Put the entries from the line with "menu-item-label: 分享文档(D) [52, 470, 122, 489]" up to and including the line with "menu-save[interactable]: 保存(S) [0, 174, 197, 221]" into a JSON list of strings, one string per line, leaving out blank lines.

Given data –

###

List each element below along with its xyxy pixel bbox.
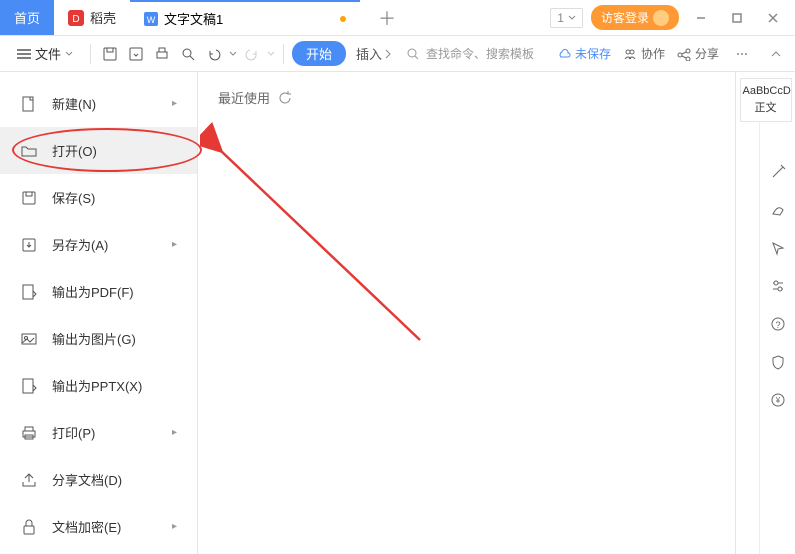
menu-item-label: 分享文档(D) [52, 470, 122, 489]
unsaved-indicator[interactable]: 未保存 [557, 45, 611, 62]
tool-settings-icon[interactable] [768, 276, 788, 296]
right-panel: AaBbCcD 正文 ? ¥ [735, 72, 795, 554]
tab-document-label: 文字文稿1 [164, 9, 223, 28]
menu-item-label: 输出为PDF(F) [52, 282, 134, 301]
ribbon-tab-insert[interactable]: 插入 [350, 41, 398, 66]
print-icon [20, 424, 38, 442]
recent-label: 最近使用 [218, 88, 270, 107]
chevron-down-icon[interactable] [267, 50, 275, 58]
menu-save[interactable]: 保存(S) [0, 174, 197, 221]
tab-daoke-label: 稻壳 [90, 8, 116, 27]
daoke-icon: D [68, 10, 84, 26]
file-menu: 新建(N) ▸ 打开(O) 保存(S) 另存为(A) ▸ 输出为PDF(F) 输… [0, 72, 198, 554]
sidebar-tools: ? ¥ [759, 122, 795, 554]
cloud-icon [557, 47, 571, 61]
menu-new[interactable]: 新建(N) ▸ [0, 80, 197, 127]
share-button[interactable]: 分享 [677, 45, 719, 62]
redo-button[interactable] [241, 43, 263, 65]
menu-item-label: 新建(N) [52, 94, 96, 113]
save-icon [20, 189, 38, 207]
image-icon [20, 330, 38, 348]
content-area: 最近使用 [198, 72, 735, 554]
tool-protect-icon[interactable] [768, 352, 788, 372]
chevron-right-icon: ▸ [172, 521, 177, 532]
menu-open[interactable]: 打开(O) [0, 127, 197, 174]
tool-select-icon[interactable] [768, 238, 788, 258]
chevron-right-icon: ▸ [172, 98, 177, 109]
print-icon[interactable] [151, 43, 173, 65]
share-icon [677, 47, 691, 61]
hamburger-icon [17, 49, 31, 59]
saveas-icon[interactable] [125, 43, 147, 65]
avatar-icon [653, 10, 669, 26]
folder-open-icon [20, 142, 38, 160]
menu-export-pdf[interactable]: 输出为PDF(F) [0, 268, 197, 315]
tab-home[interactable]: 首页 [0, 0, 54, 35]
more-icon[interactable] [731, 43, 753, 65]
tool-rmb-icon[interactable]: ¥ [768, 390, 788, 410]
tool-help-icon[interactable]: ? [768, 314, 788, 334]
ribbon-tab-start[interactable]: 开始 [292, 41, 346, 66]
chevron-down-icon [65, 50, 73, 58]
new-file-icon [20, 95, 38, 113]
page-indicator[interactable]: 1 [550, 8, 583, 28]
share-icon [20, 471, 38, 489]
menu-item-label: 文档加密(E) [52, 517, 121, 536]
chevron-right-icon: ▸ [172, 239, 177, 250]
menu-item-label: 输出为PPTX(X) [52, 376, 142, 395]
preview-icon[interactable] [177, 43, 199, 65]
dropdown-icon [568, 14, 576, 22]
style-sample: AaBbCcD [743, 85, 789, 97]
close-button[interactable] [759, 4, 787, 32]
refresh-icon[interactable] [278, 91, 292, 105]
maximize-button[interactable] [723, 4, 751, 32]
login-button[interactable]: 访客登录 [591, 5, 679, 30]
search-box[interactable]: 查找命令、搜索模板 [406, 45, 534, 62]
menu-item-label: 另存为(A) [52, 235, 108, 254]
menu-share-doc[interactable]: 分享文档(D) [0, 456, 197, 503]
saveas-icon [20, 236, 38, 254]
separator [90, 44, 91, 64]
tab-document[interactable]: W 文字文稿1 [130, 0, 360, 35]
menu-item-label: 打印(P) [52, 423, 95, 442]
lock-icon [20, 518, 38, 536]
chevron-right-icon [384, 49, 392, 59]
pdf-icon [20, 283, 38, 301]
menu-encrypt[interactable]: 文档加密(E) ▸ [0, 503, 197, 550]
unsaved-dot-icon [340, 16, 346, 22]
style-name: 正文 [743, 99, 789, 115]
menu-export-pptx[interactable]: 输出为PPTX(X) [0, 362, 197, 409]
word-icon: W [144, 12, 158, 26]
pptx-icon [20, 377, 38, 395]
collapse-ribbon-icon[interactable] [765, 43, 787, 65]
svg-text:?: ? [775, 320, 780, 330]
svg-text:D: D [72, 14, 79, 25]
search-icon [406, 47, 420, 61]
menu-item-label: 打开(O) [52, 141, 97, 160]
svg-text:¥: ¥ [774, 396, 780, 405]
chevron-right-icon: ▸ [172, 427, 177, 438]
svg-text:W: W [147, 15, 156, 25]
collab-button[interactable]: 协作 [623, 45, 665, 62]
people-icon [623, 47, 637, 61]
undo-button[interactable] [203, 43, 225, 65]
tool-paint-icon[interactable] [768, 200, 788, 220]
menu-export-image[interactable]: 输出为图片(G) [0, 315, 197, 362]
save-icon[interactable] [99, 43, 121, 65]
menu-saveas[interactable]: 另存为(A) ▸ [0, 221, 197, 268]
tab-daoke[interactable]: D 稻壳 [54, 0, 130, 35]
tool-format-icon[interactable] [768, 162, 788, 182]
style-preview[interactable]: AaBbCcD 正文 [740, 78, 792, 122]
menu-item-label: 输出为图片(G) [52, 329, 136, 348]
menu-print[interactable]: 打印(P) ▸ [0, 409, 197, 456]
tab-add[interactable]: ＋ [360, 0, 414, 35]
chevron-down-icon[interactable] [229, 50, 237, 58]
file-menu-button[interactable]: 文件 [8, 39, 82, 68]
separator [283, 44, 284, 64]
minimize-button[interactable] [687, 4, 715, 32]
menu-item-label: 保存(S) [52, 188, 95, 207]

###

Answer to the problem –
[
  "menu-item-label: 分享文档(D) [52, 470, 122, 489]",
  "unsaved-indicator[interactable]: 未保存 [557, 45, 611, 62]",
  "tool-settings-icon[interactable] [768, 276, 788, 296]",
  "right-panel: AaBbCcD 正文 ? ¥ [735, 72, 795, 554]",
  "tab-document-label: 文字文稿1 [164, 9, 223, 28]",
  "menu-item-label: 输出为PDF(F) [52, 282, 134, 301]",
  "ribbon-tab-insert[interactable]: 插入 [350, 41, 398, 66]",
  "print-icon [20, 424, 38, 442]",
  "recent-label: 最近使用 [218, 88, 270, 107]",
  "chevron-down-icon[interactable] [267, 50, 275, 58]",
  "menu-save[interactable]: 保存(S) [0, 174, 197, 221]"
]